>>>

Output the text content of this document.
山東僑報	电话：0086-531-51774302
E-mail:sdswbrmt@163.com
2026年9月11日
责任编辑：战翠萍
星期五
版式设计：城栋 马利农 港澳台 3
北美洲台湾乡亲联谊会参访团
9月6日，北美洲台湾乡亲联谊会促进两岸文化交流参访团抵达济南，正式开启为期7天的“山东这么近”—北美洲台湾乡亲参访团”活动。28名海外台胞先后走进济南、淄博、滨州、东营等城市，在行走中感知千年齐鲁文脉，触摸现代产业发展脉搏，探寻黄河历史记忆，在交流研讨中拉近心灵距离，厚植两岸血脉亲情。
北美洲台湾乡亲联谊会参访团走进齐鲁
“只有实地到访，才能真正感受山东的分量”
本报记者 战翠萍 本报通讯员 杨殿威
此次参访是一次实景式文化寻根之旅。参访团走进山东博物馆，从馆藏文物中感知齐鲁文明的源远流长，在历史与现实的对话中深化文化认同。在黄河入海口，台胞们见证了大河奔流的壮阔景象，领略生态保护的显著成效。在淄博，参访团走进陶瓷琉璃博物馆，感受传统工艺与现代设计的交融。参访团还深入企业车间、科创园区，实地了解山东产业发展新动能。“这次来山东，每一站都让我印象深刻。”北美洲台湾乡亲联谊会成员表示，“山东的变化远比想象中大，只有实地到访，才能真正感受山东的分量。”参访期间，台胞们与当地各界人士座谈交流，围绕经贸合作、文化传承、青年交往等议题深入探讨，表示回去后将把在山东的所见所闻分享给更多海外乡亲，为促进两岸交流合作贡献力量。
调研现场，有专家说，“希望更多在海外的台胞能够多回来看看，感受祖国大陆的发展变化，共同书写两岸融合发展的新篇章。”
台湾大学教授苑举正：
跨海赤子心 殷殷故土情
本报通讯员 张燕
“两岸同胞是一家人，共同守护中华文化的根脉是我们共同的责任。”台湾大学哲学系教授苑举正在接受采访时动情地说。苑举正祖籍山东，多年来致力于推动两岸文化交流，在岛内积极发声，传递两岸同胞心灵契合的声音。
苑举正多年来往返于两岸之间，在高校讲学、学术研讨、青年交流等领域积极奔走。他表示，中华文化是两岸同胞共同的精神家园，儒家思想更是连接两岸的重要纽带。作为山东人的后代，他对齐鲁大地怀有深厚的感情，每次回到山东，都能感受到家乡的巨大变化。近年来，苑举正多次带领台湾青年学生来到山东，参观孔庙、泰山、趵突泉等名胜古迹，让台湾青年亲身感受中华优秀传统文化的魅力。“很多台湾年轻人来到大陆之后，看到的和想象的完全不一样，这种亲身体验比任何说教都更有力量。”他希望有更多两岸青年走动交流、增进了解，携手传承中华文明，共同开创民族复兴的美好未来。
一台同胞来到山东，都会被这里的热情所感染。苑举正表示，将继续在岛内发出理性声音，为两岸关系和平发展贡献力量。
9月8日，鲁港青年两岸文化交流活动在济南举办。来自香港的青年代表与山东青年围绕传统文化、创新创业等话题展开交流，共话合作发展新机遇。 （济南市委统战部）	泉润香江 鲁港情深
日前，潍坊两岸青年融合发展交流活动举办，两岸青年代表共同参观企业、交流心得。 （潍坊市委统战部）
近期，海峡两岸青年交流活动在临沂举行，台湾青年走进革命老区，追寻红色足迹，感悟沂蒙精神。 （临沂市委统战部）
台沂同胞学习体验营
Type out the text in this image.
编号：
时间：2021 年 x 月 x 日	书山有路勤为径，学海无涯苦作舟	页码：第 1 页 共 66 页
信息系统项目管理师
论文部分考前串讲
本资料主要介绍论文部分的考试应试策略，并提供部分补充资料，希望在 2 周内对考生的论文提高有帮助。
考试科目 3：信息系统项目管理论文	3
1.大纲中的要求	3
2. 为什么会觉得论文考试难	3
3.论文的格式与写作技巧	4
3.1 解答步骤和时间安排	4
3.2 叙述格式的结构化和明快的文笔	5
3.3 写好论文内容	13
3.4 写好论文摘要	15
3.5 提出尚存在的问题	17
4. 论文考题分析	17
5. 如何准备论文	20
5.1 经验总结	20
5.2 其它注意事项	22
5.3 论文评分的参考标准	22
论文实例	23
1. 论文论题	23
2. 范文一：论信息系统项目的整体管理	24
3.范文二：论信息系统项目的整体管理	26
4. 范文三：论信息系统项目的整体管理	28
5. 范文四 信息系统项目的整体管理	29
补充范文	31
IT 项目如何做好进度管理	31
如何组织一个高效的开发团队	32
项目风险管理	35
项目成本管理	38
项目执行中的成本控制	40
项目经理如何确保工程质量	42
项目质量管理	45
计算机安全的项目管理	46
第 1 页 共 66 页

<<<

Written problem >>
Your task is to extract all of the records exactly.

The result >>
Output the text content of this document.
山東僑報	电话：0086-531-51774302
E-mail:sdswbrmt@163.com
2026年9月11日
责任编辑：战翠萍
星期五
版式设计：城栋 马利农 港澳台 3
北美洲台湾乡亲联谊会参访团
9月6日，北美洲台湾乡亲联谊会促进两岸文化交流参访团抵达济南，正式开启为期7天的“山东这么近”—北美洲台湾乡亲参访团”活动。28名海外台胞先后走进济南、淄博、滨州、东营等城市，在行走中感知千年齐鲁文脉，触摸现代产业发展脉搏，探寻黄河历史记忆，在交流研讨中拉近心灵距离，厚植两岸血脉亲情。
北美洲台湾乡亲联谊会参访团走进齐鲁
“只有实地到访，才能真正感受山东的分量”
本报记者 战翠萍 本报通讯员 杨殿威
此次参访是一次实景式文化寻根之旅。参访团走进山东博物馆，从馆藏文物中感知齐鲁文明的源远流长，在历史与现实的对话中深化文化认同。在黄河入海口，台胞们见证了大河奔流的壮阔景象，领略生态保护的显著成效。在淄博，参访团走进陶瓷琉璃博物馆，感受传统工艺与现代设计的交融。参访团还深入企业车间、科创园区，实地了解山东产业发展新动能。“这次来山东，每一站都让我印象深刻。”北美洲台湾乡亲联谊会成员表示，“山东的变化远比想象中大，只有实地到访，才能真正感受山东的分量。”参访期间，台胞们与当地各界人士座谈交流，围绕经贸合作、文化传承、青年交往等议题深入探讨，表示回去后将把在山东的所见所闻分享给更多海外乡亲，为促进两岸交流合作贡献力量。
调研现场，有专家说，“希望更多在海外的台胞能够多回来看看，感受祖国大陆的发展变化，共同书写两岸融合发展的新篇章。”
台湾大学教授苑举正：
跨海赤子心 殷殷故土情
本报通讯员 张燕
“两岸同胞是一家人，共同守护中华文化的根脉是我们共同的责任。”台湾大学哲学系教授苑举正在接受采访时动情地说。苑举正祖籍山东，多年来致力于推动两岸文化交流，在岛内积极发声，传递两岸同胞心灵契合的声音。
苑举正多年来往返于两岸之间，在高校讲学、学术研讨、青年交流等领域积极奔走。他表示，中华文化是两岸同胞共同的精神家园，儒家思想更是连接两岸的重要纽带。作为山东人的后代，他对齐鲁大地怀有深厚的感情，每次回到山东，都能感受到家乡的巨大变化。近年来，苑举正多次带领台湾青年学生来到山东，参观孔庙、泰山、趵突泉等名胜古迹，让台湾青年亲身感受中华优秀传统文化的魅力。“很多台湾年轻人来到大陆之后，看到的和想象的完全不一样，这种亲身体验比任何说教都更有力量。”他希望有更多两岸青年走动交流、增进了解，携手传承中华文明，共同开创民族复兴的美好未来。
一台同胞来到山东，都会被这里的热情所感染。苑举正表示，将继续在岛内发出理性声音，为两岸关系和平发展贡献力量。
9月8日，鲁港青年两岸文化交流活动在济南举办。来自香港的青年代表与山东青年围绕传统文化、创新创业等话题展开交流，共话合作发展新机遇。 （济南市委统战部）	泉润香江 鲁港情深
日前，潍坊两岸青年融合发展交流活动举办，两岸青年代表共同参观企业、交流心得。 （潍坊市委统战部）
近期，海峡两岸青年交流活动在临沂举行，台湾青年走进革命老区，追寻红色足迹，感悟沂蒙精神。 （临沂市委统战部）
台沂同胞学习体验营
Type out the text in this image.
编号：
时间：2021 年 x 月 x 日	书山有路勤为径，学海无涯苦作舟	页码：第 1 页 共 66 页
信息系统项目管理师
论文部分考前串讲
本资料主要介绍论文部分的考试应试策略，并提供部分补充资料，希望在 2 周内对考生的论文提高有帮助。
考试科目 3：信息系统项目管理论文	3
1.大纲中的要求	3
2. 为什么会觉得论文考试难	3
3.论文的格式与写作技巧	4
3.1 解答步骤和时间安排	4
3.2 叙述格式的结构化和明快的文笔	5
3.3 写好论文内容	13
3.4 写好论文摘要	15
3.5 提出尚存在的问题	17
4. 论文考题分析	17
5. 如何准备论文	20
5.1 经验总结	20
5.2 其它注意事项	22
5.3 论文评分的参考标准	22
论文实例	23
1. 论文论题	23
2. 范文一：论信息系统项目的整体管理	24
3.范文二：论信息系统项目的整体管理	26
4. 范文三：论信息系统项目的整体管理	28
5. 范文四 信息系统项目的整体管理	29
补充范文	31
IT 项目如何做好进度管理	31
如何组织一个高效的开发团队	32
项目风险管理	35
项目成本管理	38
项目执行中的成本控制	40
项目经理如何确保工程质量	42
项目质量管理	45
计算机安全的项目管理	46
第 1 页 共 66 页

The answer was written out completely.